> Your task:
In the copy, include every entry exactly but none of the images.

> Stored items:
---------------

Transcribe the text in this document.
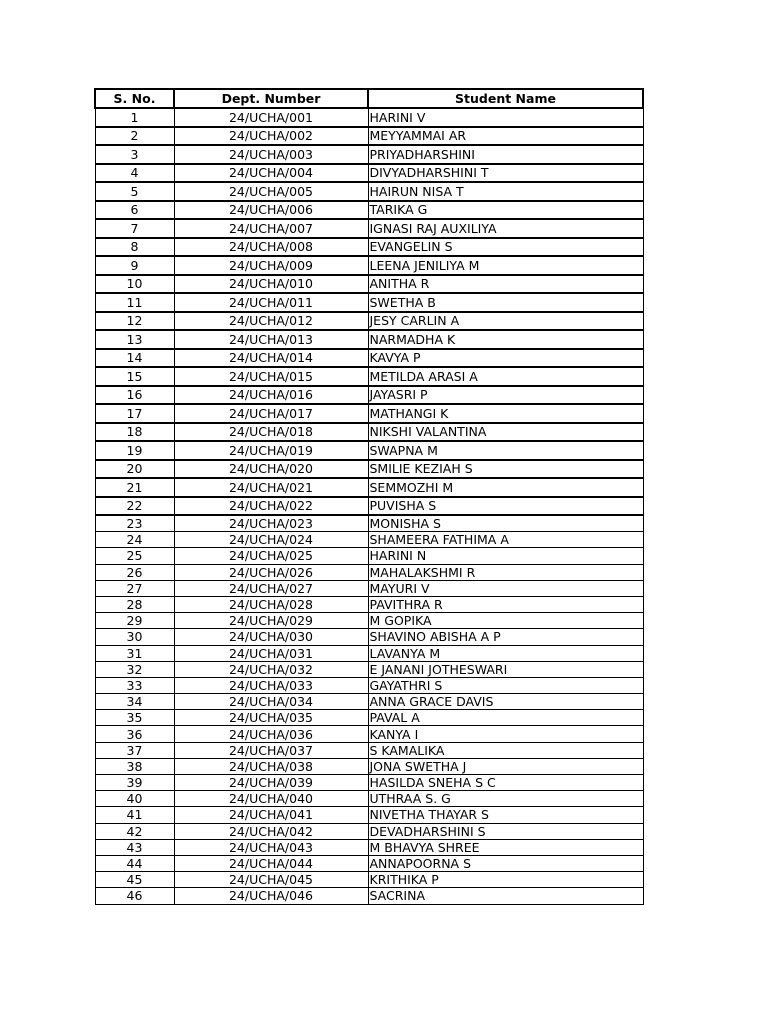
S. No.	Dept. Number	Student Name
1	24/UCHA/001	HARINI V
2	24/UCHA/002	MEYYAMMAI AR
3	24/UCHA/003	PRIYADHARSHINI
4	24/UCHA/004	DIVYADHARSHINI T
5	24/UCHA/005	HAIRUN NISA T
6	24/UCHA/006	TARIKA G
7	24/UCHA/007	IGNASI RAJ AUXILIYA
8	24/UCHA/008	EVANGELIN S
9	24/UCHA/009	LEENA JENILIYA M
10	24/UCHA/010	ANITHA R
11	24/UCHA/011	SWETHA B
12	24/UCHA/012	JESY CARLIN A
13	24/UCHA/013	NARMADHA K
14	24/UCHA/014	KAVYA P
15	24/UCHA/015	METILDA ARASI A
16	24/UCHA/016	JAYASRI P
17	24/UCHA/017	MATHANGI K
18	24/UCHA/018	NIKSHI VALANTINA
19	24/UCHA/019	SWAPNA M
20	24/UCHA/020	SMILIE KEZIAH S
21	24/UCHA/021	SEMMOZHI M
22	24/UCHA/022	PUVISHA S
23	24/UCHA/023	MONISHA S
24	24/UCHA/024	SHAMEERA FATHIMA A
25	24/UCHA/025	HARINI N
26	24/UCHA/026	MAHALAKSHMI R
27	24/UCHA/027	MAYURI V
28	24/UCHA/028	PAVITHRA R
29	24/UCHA/029	M GOPIKA
30	24/UCHA/030	SHAVINO ABISHA A P
31	24/UCHA/031	LAVANYA M
32	24/UCHA/032	E JANANI JOTHESWARI
33	24/UCHA/033	GAYATHRI S
34	24/UCHA/034	ANNA GRACE DAVIS
35	24/UCHA/035	PAVAL A
36	24/UCHA/036	KANYA I
37	24/UCHA/037	S KAMALIKA
38	24/UCHA/038	JONA SWETHA J
39	24/UCHA/039	HASILDA SNEHA S C
40	24/UCHA/040	UTHRAA S. G
41	24/UCHA/041	NIVETHA THAYAR S
42	24/UCHA/042	DEVADHARSHINI S
43	24/UCHA/043	M BHAVYA SHREE
44	24/UCHA/044	ANNAPOORNA S
45	24/UCHA/045	KRITHIKA P
46	24/UCHA/046	SACRINA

---------------

> Solution to the exercise:
Transcribe the text in this document.
S. No.	Dept. Number	Student Name
1	24/UCHA/001	HARINI V
2	24/UCHA/002	MEYYAMMAI AR
3	24/UCHA/003	PRIYADHARSHINI
4	24/UCHA/004	DIVYADHARSHINI T
5	24/UCHA/005	HAIRUN NISA T
6	24/UCHA/006	TARIKA G
7	24/UCHA/007	IGNASI RAJ AUXILIYA
8	24/UCHA/008	EVANGELIN S
9	24/UCHA/009	LEENA JENILIYA M
10	24/UCHA/010	ANITHA R
11	24/UCHA/011	SWETHA B
12	24/UCHA/012	JESY CARLIN A
13	24/UCHA/013	NARMADHA K
14	24/UCHA/014	KAVYA P
15	24/UCHA/015	METILDA ARASI A
16	24/UCHA/016	JAYASRI P
17	24/UCHA/017	MATHANGI K
18	24/UCHA/018	NIKSHI VALANTINA
19	24/UCHA/019	SWAPNA M
20	24/UCHA/020	SMILIE KEZIAH S
21	24/UCHA/021	SEMMOZHI M
22	24/UCHA/022	PUVISHA S
23	24/UCHA/023	MONISHA S
24	24/UCHA/024	SHAMEERA FATHIMA A
25	24/UCHA/025	HARINI N
26	24/UCHA/026	MAHALAKSHMI R
27	24/UCHA/027	MAYURI V
28	24/UCHA/028	PAVITHRA R
29	24/UCHA/029	M GOPIKA
30	24/UCHA/030	SHAVINO ABISHA A P
31	24/UCHA/031	LAVANYA M
32	24/UCHA/032	E JANANI JOTHESWARI
33	24/UCHA/033	GAYATHRI S
34	24/UCHA/034	ANNA GRACE DAVIS
35	24/UCHA/035	PAVAL A
36	24/UCHA/036	KANYA I
37	24/UCHA/037	S KAMALIKA
38	24/UCHA/038	JONA SWETHA J
39	24/UCHA/039	HASILDA SNEHA S C
40	24/UCHA/040	UTHRAA S. G
41	24/UCHA/041	NIVETHA THAYAR S
42	24/UCHA/042	DEVADHARSHINI S
43	24/UCHA/043	M BHAVYA SHREE
44	24/UCHA/044	ANNAPOORNA S
45	24/UCHA/045	KRITHIKA P
46	24/UCHA/046	SACRINA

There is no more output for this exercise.